STATED TASK: Only the pictures are omitted; repeat all other data exactly.

RECORD SET:
(begin)

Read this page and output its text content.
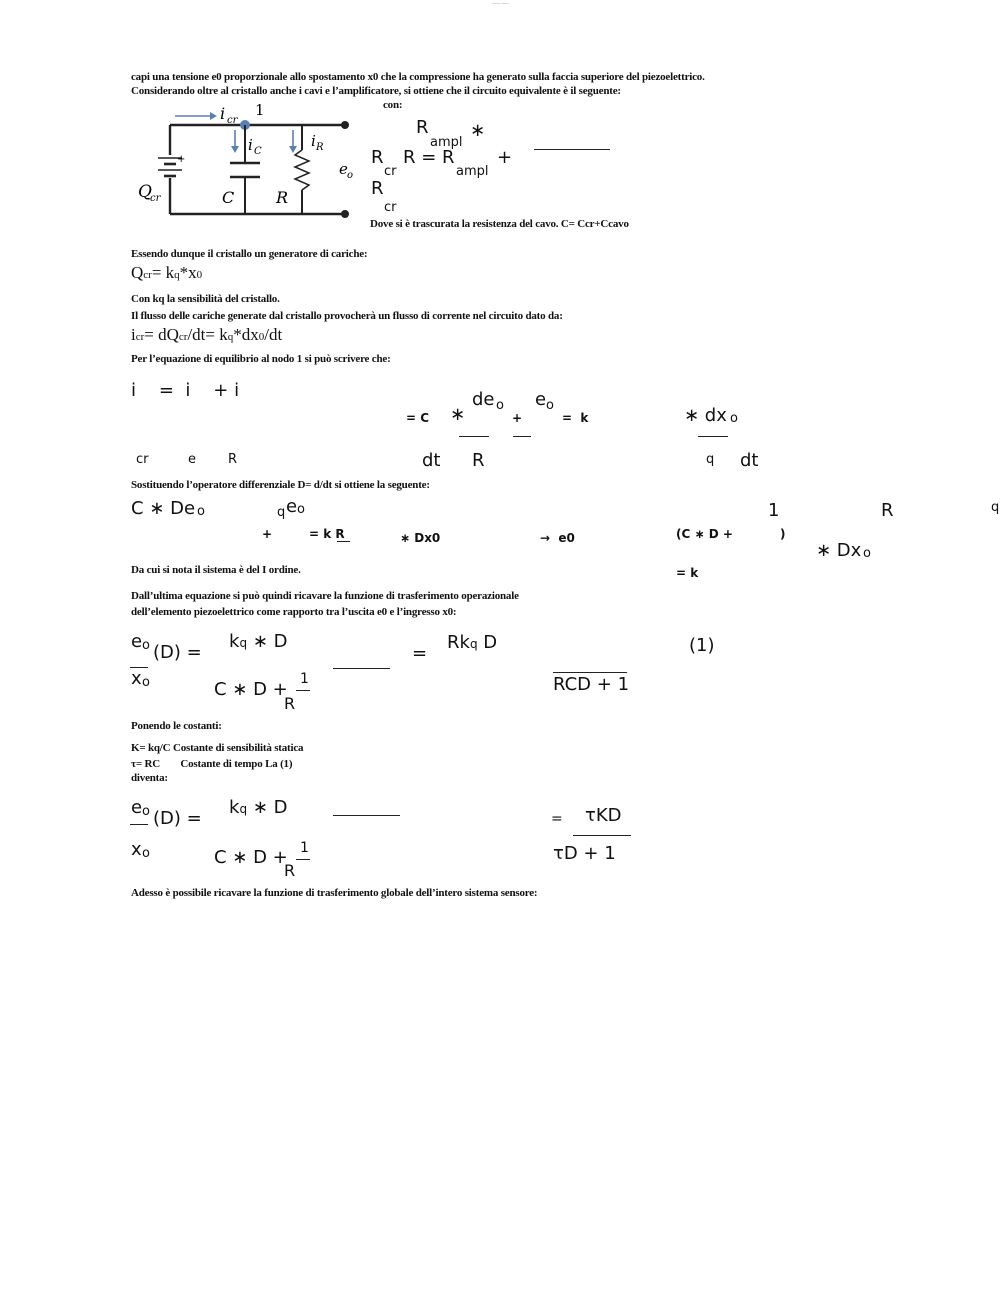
—— ——
capi una tensione e0 proporzionale allo spostamento x0 che la compressione ha generato sulla faccia superiore del piezoelettrico.
Considerando oltre al cristallo anche i cavi e l’amplificatore, si ottiene che il circuito equivalente è il seguente:
i cr
1
+
Q
cr
i C
C
i R
R
e o
con:
R
ampl
∗
R R = R
cr	ampl
+
R
cr
Dove si è trascurata la resistenza del cavo. C= Ccr+Ccavo
Essendo dunque il cristallo un generatore di cariche:
Qcr= kq*x0
Con kq la sensibilità del cristallo.
Il flusso delle cariche generate dal cristallo provocherà un flusso di corrente nel circuito dato da:
icr= dQcr/dt= kq*dx0/dt
Per l’equazione di equilibrio al nodo 1 si può scrivere che:
i    =  i    + i
cr	e R
= C ∗
de o
+
e o
=  k	∗ dx o
dt R	q dt
Sostituendo l’operatore differenziale D= d/dt si ottiene la seguente:
C ∗ De o	q e o
+	= k R	∗ Dx0	→  e0	(C ∗ D +	)
1	R	q
∗ Dx o
Da cui si nota il sistema è del I ordine.	= k
Dall’ultima equazione si può quindi ricavare la funzione di trasferimento operazionale
dell’elemento piezoelettrico come rapporto tra l’uscita e0 e l’ingresso x0:
e o (D) =
x o
kq ∗ D
C ∗ D + 1
R
=
Rkq D
RCD + 1
(1)
Ponendo le costanti:
K= kq/C Costante di sensibilità statica
τ= RC        Costante di tempo La (1)
diventa:
e o (D) =
x o
kq ∗ D
C ∗ D + 1
R
= τKD
τD + 1
Adesso è possibile ricavare la funzione di trasferimento globale dell’intero sistema sensore:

(end)

FINISHED TASK:
Read this page and output its text content.
—— ——
capi una tensione e0 proporzionale allo spostamento x0 che la compressione ha generato sulla faccia superiore del piezoelettrico.
Considerando oltre al cristallo anche i cavi e l’amplificatore, si ottiene che il circuito equivalente è il seguente:
i cr
1
+
Q
cr
i C
C
i R
R
e o
con:
R
ampl
∗
R R = R
cr	ampl
+
R
cr
Dove si è trascurata la resistenza del cavo. C= Ccr+Ccavo
Essendo dunque il cristallo un generatore di cariche:
Qcr= kq*x0
Con kq la sensibilità del cristallo.
Il flusso delle cariche generate dal cristallo provocherà un flusso di corrente nel circuito dato da:
icr= dQcr/dt= kq*dx0/dt
Per l’equazione di equilibrio al nodo 1 si può scrivere che:
i    =  i    + i
cr	e R
= C ∗
de o
+
e o
=  k	∗ dx o
dt R	q dt
Sostituendo l’operatore differenziale D= d/dt si ottiene la seguente:
C ∗ De o	q e o
+	= k R	∗ Dx0	→  e0	(C ∗ D +	)
1	R	q
∗ Dx o
Da cui si nota il sistema è del I ordine.	= k
Dall’ultima equazione si può quindi ricavare la funzione di trasferimento operazionale
dell’elemento piezoelettrico come rapporto tra l’uscita e0 e l’ingresso x0:
e o (D) =
x o
kq ∗ D
C ∗ D + 1
R
=
Rkq D
RCD + 1
(1)
Ponendo le costanti:
K= kq/C Costante di sensibilità statica
τ= RC        Costante di tempo La (1)
diventa:
e o (D) =
x o
kq ∗ D
C ∗ D + 1
R
= τKD
τD + 1
Adesso è possibile ricavare la funzione di trasferimento globale dell’intero sistema sensore:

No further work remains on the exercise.